[Collection entries]
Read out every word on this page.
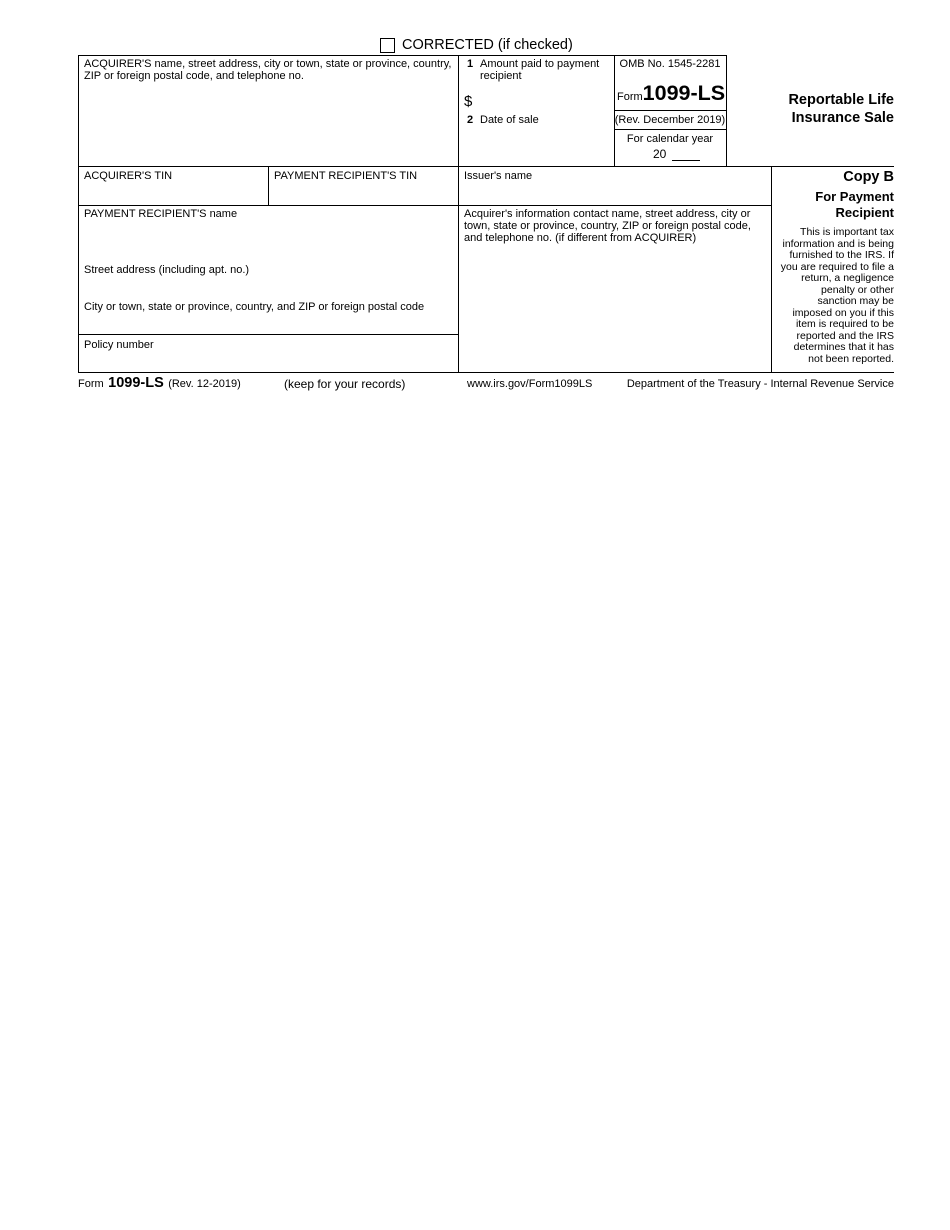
CORRECTED (if checked)
ACQUIRER'S name, street address, city or town, state or province, country, ZIP or foreign postal code, and telephone no.
1 Amount paid to payment recipient
$
2 Date of sale
OMB No. 1545-2281
Form1099-LS
(Rev. December 2019)
For calendar year
20
Reportable Life
Insurance Sale
ACQUIRER'S TIN	PAYMENT RECIPIENT'S TIN	Issuer's name	Copy B
For Payment
Recipient
This is important tax
information and is being
furnished to the IRS. If
you are required to file a
return, a negligence
penalty or other
sanction may be
imposed on you if this
item is required to be
reported and the IRS
determines that it has
not been reported.
PAYMENT RECIPIENT'S name
Street address (including apt. no.)
City or town, state or province, country, and ZIP or foreign postal code
Policy number
Acquirer's information contact name, street address, city or town, state or province, country, ZIP or foreign postal code, and telephone no. (if different from ACQUIRER)
Form 1099-LS (Rev. 12-2019)	(keep for your records)	www.irs.gov/Form1099LS	Department of the Treasury - Internal Revenue Service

(TASK STATEMENT) Copy the data word for word. Pictures do not go in the copy.

(RESULT FOR THIS EXERCISE)
Read out every word on this page.
CORRECTED (if checked)
ACQUIRER'S name, street address, city or town, state or province, country, ZIP or foreign postal code, and telephone no.
1 Amount paid to payment recipient
$
2 Date of sale
OMB No. 1545-2281
Form1099-LS
(Rev. December 2019)
For calendar year
20
Reportable Life
Insurance Sale
ACQUIRER'S TIN	PAYMENT RECIPIENT'S TIN	Issuer's name	Copy B
For Payment
Recipient
This is important tax
information and is being
furnished to the IRS. If
you are required to file a
return, a negligence
penalty or other
sanction may be
imposed on you if this
item is required to be
reported and the IRS
determines that it has
not been reported.
PAYMENT RECIPIENT'S name
Street address (including apt. no.)
City or town, state or province, country, and ZIP or foreign postal code
Policy number
Acquirer's information contact name, street address, city or town, state or province, country, ZIP or foreign postal code, and telephone no. (if different from ACQUIRER)
Form 1099-LS (Rev. 12-2019)	(keep for your records)	www.irs.gov/Form1099LS	Department of the Treasury - Internal Revenue Service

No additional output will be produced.